#### WRITTEN REQUEST:
Report the count of lines that carry the string "object", and add nothing.

#### DATASET EXTRACT:
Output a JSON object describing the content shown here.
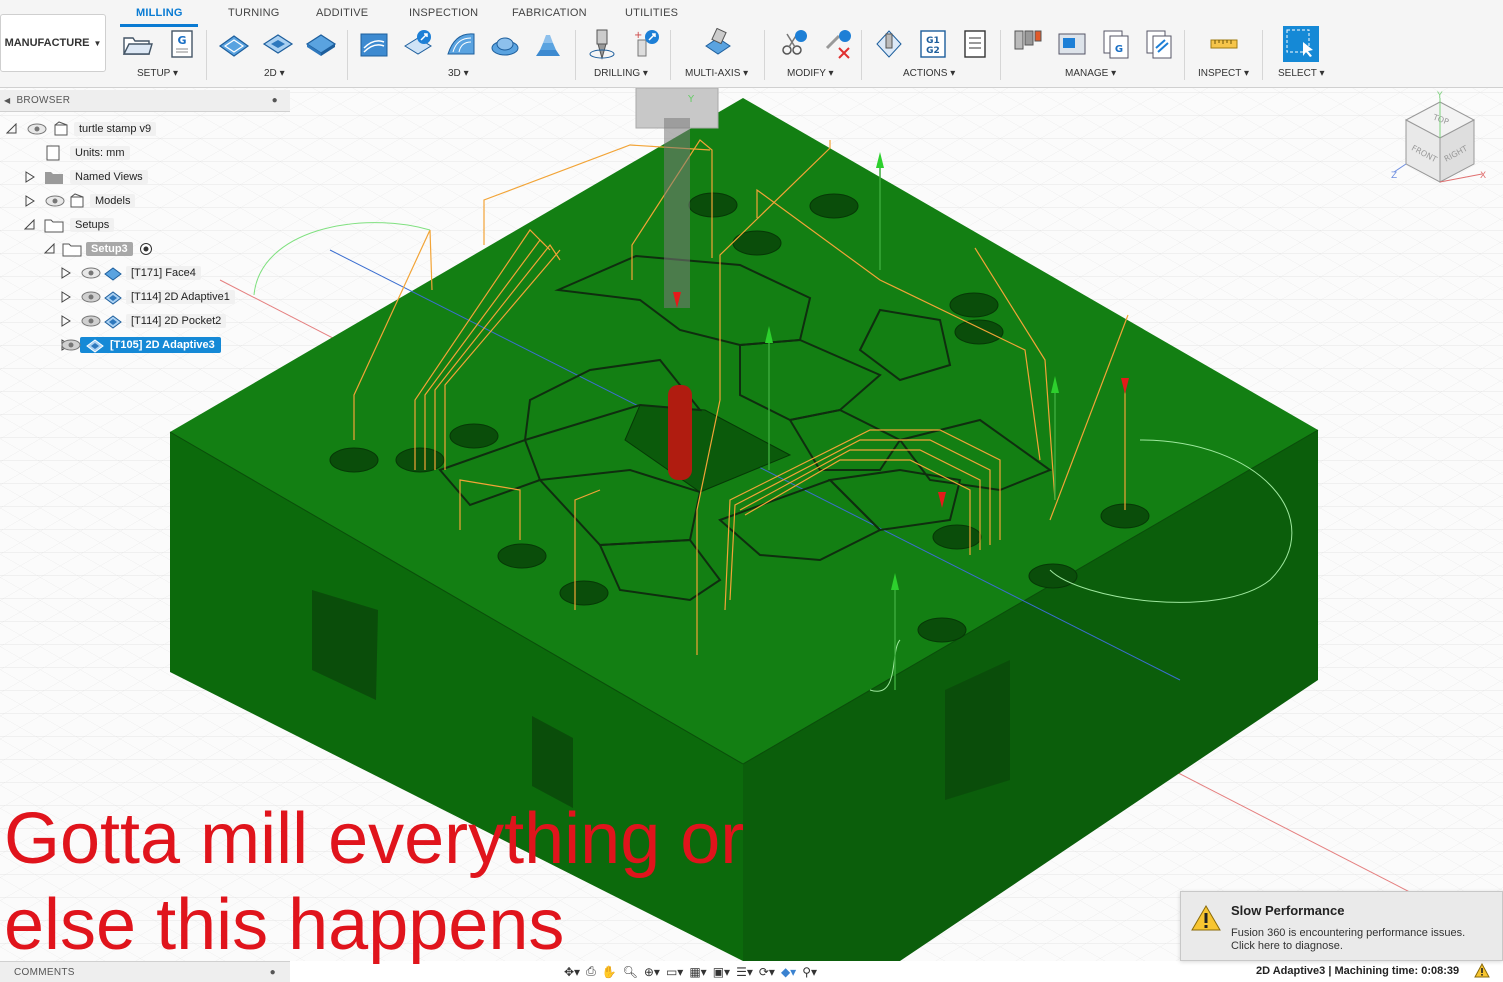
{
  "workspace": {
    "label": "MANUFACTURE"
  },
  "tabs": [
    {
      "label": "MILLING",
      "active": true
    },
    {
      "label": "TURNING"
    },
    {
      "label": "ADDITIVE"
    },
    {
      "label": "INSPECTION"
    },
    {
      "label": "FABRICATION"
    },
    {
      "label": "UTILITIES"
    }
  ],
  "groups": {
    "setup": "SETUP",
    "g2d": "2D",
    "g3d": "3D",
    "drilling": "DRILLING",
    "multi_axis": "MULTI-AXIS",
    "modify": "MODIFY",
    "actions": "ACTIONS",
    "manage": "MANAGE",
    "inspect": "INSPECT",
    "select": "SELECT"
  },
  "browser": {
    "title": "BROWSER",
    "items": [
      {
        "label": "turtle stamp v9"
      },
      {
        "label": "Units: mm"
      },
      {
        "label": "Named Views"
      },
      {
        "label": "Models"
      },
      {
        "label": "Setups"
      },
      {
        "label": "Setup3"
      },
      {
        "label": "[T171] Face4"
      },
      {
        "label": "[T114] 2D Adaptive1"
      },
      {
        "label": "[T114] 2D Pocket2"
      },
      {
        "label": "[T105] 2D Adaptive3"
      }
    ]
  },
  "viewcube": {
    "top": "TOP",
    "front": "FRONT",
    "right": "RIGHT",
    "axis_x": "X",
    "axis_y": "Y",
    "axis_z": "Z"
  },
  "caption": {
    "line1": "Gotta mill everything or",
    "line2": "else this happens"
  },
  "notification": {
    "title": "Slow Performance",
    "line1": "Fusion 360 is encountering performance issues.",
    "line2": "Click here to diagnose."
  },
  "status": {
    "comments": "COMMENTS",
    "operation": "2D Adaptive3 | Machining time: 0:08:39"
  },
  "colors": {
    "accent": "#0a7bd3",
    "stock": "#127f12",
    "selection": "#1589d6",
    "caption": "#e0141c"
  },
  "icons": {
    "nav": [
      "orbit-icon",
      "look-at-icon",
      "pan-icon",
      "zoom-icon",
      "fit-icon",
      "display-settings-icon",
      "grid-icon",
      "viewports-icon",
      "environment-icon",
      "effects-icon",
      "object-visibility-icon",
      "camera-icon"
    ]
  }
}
==
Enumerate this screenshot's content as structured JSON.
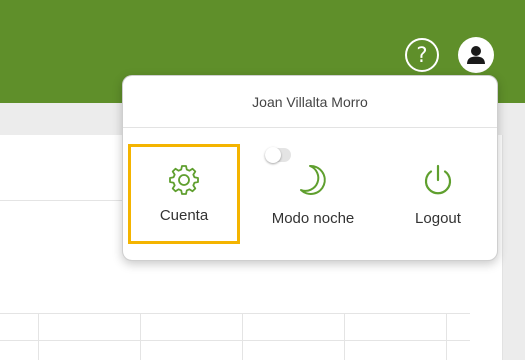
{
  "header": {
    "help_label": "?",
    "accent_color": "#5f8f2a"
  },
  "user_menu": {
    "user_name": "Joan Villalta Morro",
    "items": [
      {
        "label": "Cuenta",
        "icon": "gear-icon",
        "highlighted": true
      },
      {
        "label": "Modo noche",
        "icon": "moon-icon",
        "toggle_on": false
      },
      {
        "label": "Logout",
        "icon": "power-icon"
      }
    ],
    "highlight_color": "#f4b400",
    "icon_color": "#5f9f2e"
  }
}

#### EXERCISE RESPONSE:
2